_Obiettivo 1_
Nell'estratto sulla sentenza della Cassazione, quale strumento usa l'ordinamento per proteggere il credito erariale?

_Estratto del testo_
□ □ □ □

La portata di tale divieto – riguardante la sola fase esecutiva – si estende tuttavia oltre il mero dato testuale sino ad includere anche il conseguente e speculare divieto di pagamento di debiti anteriori (ivi compresi quelli erariali), dal momento che sarebbe incongruo ritenere "che ciò che il creditore non può ottenere in via di esecuzione forzata possa conseguire in virtù di spontaneo adempimento" (cfr. Cass. Pen., Sez. III, 20 febbraio 2020, n. 13628, p. 4).

La soluzione proposta dalla Corte di Cassazione

Come accennato in premessa, la sentenza sceglie di aderire al primo orientamento qui riportato, confermando la rilevanza penale del mancato versamento del tributo scaduto dopo la presentazione della domanda di ammissione alla procedura e prima del decreto di ammissione.Tale scelta viene motivata dallo scopo di garantire, da un lato, piena tutela al principio di par condicio creditorum – segnatamente, "la configurabilità dei reati di omesso versamento anche nel caso in cui il termine rilevante ai fini penali venga a scadere dopo la presentazione della domanda di concordato risponde all'esigenza di garantire in modo particolarmente pregnante il credito erariale, rispetto al quale l'ordinamento appronta anche lo strumento della confisca, la quale svolge una funzione che, vista dal lato dello Stato, ha un carattere sostanzialmente ripristinatorio" – oltre che, soprattutto, dall'esigenza di evitare possibili distorsioni nell'utilizzo della procedura concorsuale in oggetto.

□ □ □ □

_Dati forniti_
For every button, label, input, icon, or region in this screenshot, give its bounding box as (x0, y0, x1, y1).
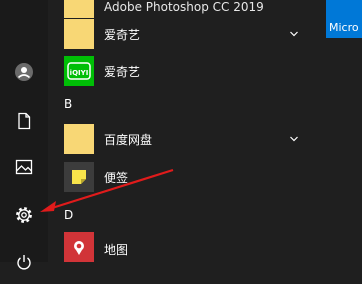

□ □ □ □

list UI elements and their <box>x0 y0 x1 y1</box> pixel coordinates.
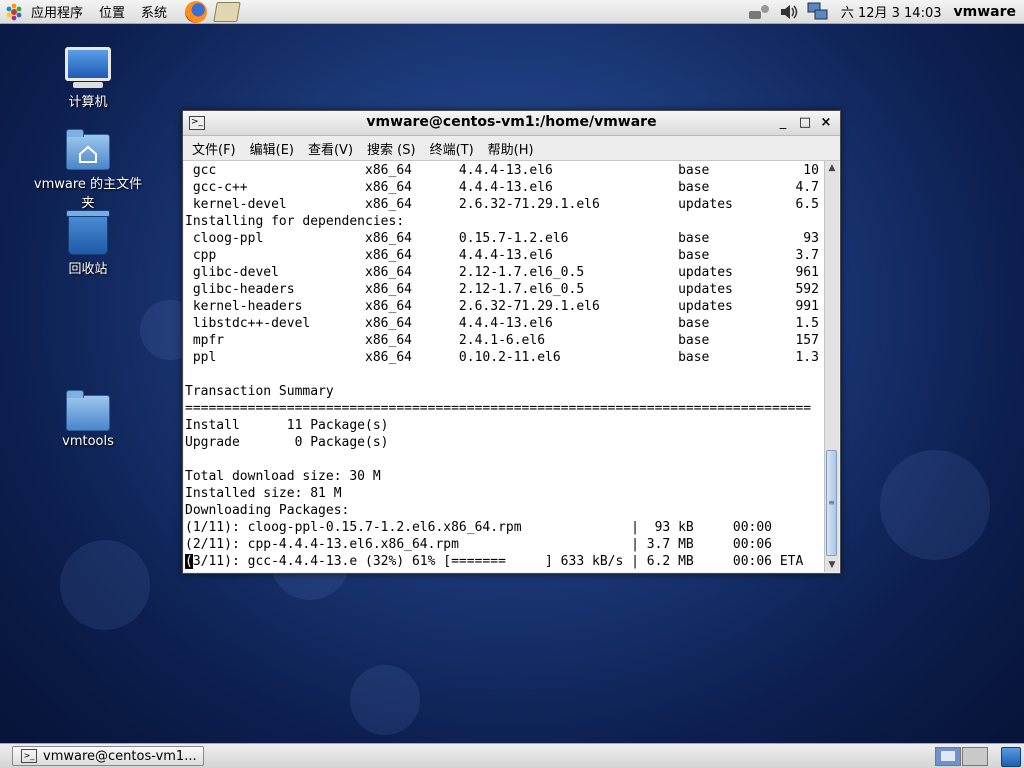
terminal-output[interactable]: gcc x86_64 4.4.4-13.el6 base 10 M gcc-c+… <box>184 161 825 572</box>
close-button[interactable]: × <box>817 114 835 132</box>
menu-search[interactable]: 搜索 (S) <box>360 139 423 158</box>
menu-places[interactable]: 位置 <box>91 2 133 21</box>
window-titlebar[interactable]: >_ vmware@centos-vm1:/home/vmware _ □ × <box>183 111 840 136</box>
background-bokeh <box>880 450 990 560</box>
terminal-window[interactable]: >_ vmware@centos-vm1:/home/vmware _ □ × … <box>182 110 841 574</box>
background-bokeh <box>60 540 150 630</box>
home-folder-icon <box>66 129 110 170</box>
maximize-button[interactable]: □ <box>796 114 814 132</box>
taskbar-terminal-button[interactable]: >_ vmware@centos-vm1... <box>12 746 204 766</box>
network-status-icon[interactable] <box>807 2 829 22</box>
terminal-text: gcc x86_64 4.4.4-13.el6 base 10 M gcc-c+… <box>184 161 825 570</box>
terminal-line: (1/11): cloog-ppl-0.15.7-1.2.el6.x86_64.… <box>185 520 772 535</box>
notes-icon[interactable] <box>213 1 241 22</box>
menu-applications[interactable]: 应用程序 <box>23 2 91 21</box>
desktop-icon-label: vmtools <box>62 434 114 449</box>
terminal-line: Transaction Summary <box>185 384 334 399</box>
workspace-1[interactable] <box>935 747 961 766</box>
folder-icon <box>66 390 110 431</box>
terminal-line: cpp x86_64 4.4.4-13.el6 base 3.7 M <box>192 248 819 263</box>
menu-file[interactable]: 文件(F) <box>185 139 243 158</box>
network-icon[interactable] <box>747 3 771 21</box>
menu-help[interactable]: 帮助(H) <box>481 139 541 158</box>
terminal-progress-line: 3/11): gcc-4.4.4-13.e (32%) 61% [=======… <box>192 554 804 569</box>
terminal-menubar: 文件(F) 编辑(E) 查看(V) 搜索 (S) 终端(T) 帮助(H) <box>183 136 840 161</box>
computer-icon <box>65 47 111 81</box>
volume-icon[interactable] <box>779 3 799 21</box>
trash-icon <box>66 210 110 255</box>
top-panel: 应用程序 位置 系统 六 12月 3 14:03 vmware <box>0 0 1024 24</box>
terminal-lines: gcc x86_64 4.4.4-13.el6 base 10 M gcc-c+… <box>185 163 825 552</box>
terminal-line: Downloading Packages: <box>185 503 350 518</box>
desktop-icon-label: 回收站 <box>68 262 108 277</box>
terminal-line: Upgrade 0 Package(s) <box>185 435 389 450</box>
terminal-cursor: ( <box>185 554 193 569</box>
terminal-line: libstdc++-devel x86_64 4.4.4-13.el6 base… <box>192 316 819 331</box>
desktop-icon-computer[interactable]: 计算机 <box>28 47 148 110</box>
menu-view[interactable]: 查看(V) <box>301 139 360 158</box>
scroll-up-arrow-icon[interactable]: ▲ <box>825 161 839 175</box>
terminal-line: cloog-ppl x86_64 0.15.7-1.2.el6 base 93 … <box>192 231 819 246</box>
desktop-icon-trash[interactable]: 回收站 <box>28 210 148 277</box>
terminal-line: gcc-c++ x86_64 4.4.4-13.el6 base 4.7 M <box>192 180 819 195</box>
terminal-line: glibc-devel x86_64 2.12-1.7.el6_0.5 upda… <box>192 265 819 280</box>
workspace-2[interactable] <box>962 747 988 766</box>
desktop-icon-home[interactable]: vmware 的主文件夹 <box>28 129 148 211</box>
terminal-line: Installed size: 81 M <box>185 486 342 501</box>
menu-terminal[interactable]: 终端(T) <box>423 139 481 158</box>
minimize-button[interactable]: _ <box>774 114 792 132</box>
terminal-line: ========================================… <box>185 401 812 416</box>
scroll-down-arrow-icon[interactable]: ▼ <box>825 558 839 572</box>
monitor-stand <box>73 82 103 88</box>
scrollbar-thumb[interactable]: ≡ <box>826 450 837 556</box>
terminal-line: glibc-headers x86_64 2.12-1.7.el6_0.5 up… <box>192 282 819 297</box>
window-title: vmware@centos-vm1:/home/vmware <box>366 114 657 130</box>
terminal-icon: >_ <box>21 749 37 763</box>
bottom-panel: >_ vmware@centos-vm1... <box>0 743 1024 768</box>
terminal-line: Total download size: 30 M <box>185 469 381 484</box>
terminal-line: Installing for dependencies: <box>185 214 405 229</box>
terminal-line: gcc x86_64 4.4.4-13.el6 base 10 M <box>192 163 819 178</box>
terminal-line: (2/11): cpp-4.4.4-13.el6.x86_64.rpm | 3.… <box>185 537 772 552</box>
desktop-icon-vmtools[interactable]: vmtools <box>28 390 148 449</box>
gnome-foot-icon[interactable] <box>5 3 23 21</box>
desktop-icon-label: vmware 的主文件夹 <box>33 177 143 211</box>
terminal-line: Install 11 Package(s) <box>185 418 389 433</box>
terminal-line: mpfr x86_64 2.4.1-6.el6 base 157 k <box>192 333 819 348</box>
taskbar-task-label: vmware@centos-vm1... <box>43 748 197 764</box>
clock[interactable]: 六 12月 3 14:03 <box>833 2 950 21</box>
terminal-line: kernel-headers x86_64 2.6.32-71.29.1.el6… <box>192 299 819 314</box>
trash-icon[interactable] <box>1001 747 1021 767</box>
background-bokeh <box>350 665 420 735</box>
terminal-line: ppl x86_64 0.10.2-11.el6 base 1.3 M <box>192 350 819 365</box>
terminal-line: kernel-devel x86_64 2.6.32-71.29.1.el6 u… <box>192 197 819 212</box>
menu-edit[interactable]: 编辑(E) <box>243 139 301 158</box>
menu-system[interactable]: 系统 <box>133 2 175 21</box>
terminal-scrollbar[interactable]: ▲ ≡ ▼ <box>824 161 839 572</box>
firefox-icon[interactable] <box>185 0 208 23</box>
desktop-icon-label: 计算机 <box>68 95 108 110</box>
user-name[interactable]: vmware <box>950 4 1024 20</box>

□ □ □ □

_Obiettivo 2_
Nei record, ricopia il tratto che va dalla riga con "list UI elements" fino alla riga con "background-bokeh <box>880 450 990 560</box>", comprese entrambe. Lascia fuori le immagini.

_Soluzione 1_
La confisca.

_Soluzione 2_
list UI elements and their <box>x0 y0 x1 y1</box> pixel coordinates.
terminal-output[interactable]: gcc x86_64 4.4.4-13.el6 base 10 M gcc-c+… <box>184 161 825 572</box>
close-button[interactable]: × <box>817 114 835 132</box>
menu-search[interactable]: 搜索 (S) <box>360 139 423 158</box>
menu-places[interactable]: 位置 <box>91 2 133 21</box>
window-titlebar[interactable]: >_ vmware@centos-vm1:/home/vmware _ □ × <box>183 111 840 136</box>
background-bokeh <box>880 450 990 560</box>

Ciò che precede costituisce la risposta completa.